Requirement: Below is a block of records; return all of them exactly, but without the images.

* * * * *

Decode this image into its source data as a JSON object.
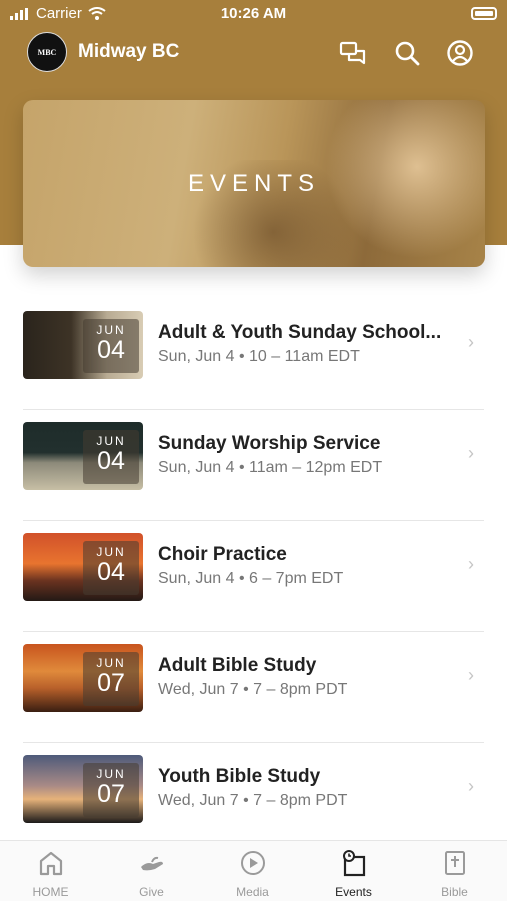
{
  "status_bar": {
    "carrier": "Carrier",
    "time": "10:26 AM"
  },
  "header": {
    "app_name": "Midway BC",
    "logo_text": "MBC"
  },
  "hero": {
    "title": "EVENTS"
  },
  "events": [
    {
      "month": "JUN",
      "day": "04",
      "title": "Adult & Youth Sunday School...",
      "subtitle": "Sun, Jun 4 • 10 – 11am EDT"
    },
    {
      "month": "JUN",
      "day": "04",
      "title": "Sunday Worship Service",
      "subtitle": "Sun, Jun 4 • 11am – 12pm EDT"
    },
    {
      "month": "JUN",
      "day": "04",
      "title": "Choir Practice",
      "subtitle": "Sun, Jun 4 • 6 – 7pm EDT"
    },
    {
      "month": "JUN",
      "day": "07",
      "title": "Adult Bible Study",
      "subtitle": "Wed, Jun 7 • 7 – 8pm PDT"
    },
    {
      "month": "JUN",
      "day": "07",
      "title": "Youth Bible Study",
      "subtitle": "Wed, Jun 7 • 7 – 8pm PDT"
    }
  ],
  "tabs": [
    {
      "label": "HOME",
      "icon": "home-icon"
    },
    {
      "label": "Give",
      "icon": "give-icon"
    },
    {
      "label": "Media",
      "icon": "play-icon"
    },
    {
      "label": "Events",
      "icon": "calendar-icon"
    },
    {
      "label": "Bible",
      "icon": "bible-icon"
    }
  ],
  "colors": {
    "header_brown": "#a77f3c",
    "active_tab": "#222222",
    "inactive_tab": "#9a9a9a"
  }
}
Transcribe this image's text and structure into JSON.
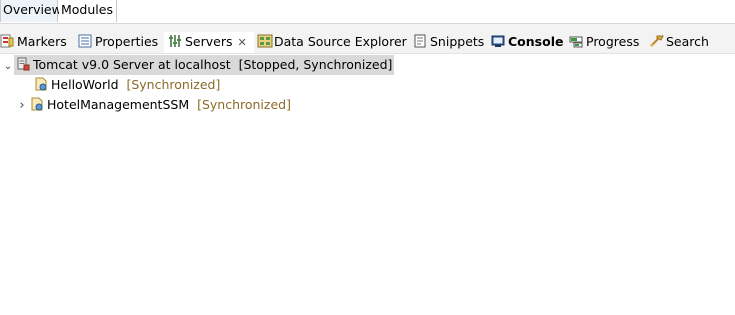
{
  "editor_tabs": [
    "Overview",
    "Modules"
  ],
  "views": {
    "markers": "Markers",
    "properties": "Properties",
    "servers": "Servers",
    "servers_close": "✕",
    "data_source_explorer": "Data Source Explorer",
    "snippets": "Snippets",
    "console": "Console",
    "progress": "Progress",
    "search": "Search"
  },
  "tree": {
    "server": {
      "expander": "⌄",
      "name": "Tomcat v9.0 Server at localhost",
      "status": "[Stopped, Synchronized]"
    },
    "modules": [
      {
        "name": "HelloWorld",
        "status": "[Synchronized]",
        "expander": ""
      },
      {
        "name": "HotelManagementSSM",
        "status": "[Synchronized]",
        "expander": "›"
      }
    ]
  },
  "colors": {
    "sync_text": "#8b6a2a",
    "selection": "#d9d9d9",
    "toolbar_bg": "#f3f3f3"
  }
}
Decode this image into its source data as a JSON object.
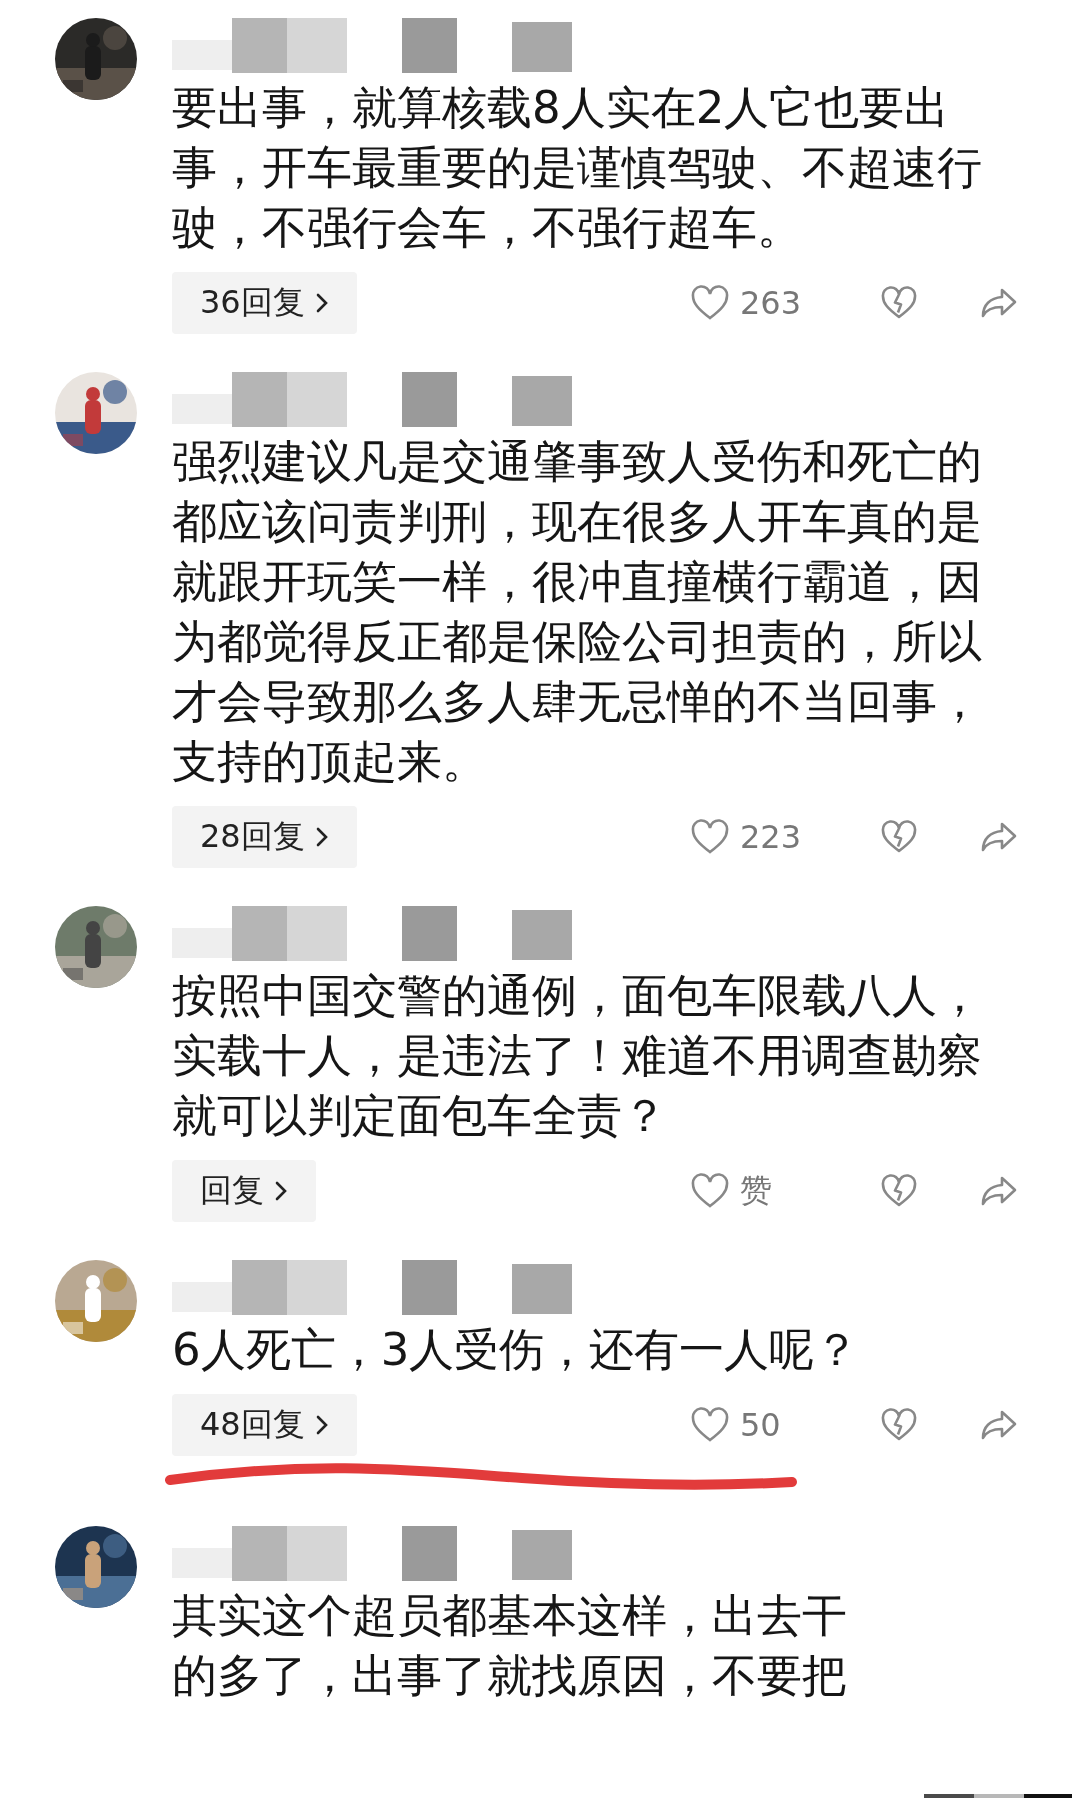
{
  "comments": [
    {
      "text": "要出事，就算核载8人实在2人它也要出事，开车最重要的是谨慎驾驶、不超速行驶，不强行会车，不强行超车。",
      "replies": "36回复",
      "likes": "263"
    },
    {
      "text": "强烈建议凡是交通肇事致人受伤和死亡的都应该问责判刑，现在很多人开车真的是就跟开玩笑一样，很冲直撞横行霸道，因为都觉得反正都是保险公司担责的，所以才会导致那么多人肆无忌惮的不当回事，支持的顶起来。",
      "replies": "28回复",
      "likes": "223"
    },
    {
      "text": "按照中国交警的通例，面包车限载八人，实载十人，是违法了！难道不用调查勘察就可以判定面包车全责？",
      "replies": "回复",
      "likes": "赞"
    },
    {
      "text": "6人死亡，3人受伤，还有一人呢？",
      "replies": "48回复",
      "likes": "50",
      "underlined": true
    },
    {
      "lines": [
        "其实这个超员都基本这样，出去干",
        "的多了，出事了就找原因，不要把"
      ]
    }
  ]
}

* * * * *

Task result:
Decode this image into its source data as a JSON object.
{
  "status_bar": {
    "carrier": "Carrier",
    "time": "10:26 AM"
  },
  "header": {
    "app_name": "Midway BC",
    "logo_text": "MBC"
  },
  "hero": {
    "title": "EVENTS"
  },
  "events": [
    {
      "month": "JUN",
      "day": "04",
      "title": "Adult & Youth Sunday School...",
      "subtitle": "Sun, Jun 4 • 10 – 11am EDT"
    },
    {
      "month": "JUN",
      "day": "04",
      "title": "Sunday Worship Service",
      "subtitle": "Sun, Jun 4 • 11am – 12pm EDT"
    },
    {
      "month": "JUN",
      "day": "04",
      "title": "Choir Practice",
      "subtitle": "Sun, Jun 4 • 6 – 7pm EDT"
    },
    {
      "month": "JUN",
      "day": "07",
      "title": "Adult Bible Study",
      "subtitle": "Wed, Jun 7 • 7 – 8pm PDT"
    },
    {
      "month": "JUN",
      "day": "07",
      "title": "Youth Bible Study",
      "subtitle": "Wed, Jun 7 • 7 – 8pm PDT"
    }
  ],
  "tabs": [
    {
      "label": "HOME",
      "icon": "home-icon"
    },
    {
      "label": "Give",
      "icon": "give-icon"
    },
    {
      "label": "Media",
      "icon": "play-icon"
    },
    {
      "label": "Events",
      "icon": "calendar-icon"
    },
    {
      "label": "Bible",
      "icon": "bible-icon"
    }
  ],
  "colors": {
    "header_brown": "#a77f3c",
    "active_tab": "#222222",
    "inactive_tab": "#9a9a9a"
  }
}
Transcribe this image's text and structure into JSON.
{
  "editor_tabs": [
    "Overview",
    "Modules"
  ],
  "views": {
    "markers": "Markers",
    "properties": "Properties",
    "servers": "Servers",
    "servers_close": "✕",
    "data_source_explorer": "Data Source Explorer",
    "snippets": "Snippets",
    "console": "Console",
    "progress": "Progress",
    "search": "Search"
  },
  "tree": {
    "server": {
      "expander": "⌄",
      "name": "Tomcat v9.0 Server at localhost",
      "status": "[Stopped, Synchronized]"
    },
    "modules": [
      {
        "name": "HelloWorld",
        "status": "[Synchronized]",
        "expander": ""
      },
      {
        "name": "HotelManagementSSM",
        "status": "[Synchronized]",
        "expander": "›"
      }
    ]
  },
  "colors": {
    "sync_text": "#8b6a2a",
    "selection": "#d9d9d9",
    "toolbar_bg": "#f3f3f3"
  }
}
Decode this image into its source data as a JSON object.
{
  "comments": [
    {
      "text": "要出事，就算核载8人实在2人它也要出事，开车最重要的是谨慎驾驶、不超速行驶，不强行会车，不强行超车。",
      "replies": "36回复",
      "likes": "263"
    },
    {
      "text": "强烈建议凡是交通肇事致人受伤和死亡的都应该问责判刑，现在很多人开车真的是就跟开玩笑一样，很冲直撞横行霸道，因为都觉得反正都是保险公司担责的，所以才会导致那么多人肆无忌惮的不当回事，支持的顶起来。",
      "replies": "28回复",
      "likes": "223"
    },
    {
      "text": "按照中国交警的通例，面包车限载八人，实载十人，是违法了！难道不用调查勘察就可以判定面包车全责？",
      "replies": "回复",
      "likes": "赞"
    },
    {
      "text": "6人死亡，3人受伤，还有一人呢？",
      "replies": "48回复",
      "likes": "50",
      "underlined": true
    },
    {
      "lines": [
        "其实这个超员都基本这样，出去干",
        "的多了，出事了就找原因，不要把"
      ]
    }
  ]
}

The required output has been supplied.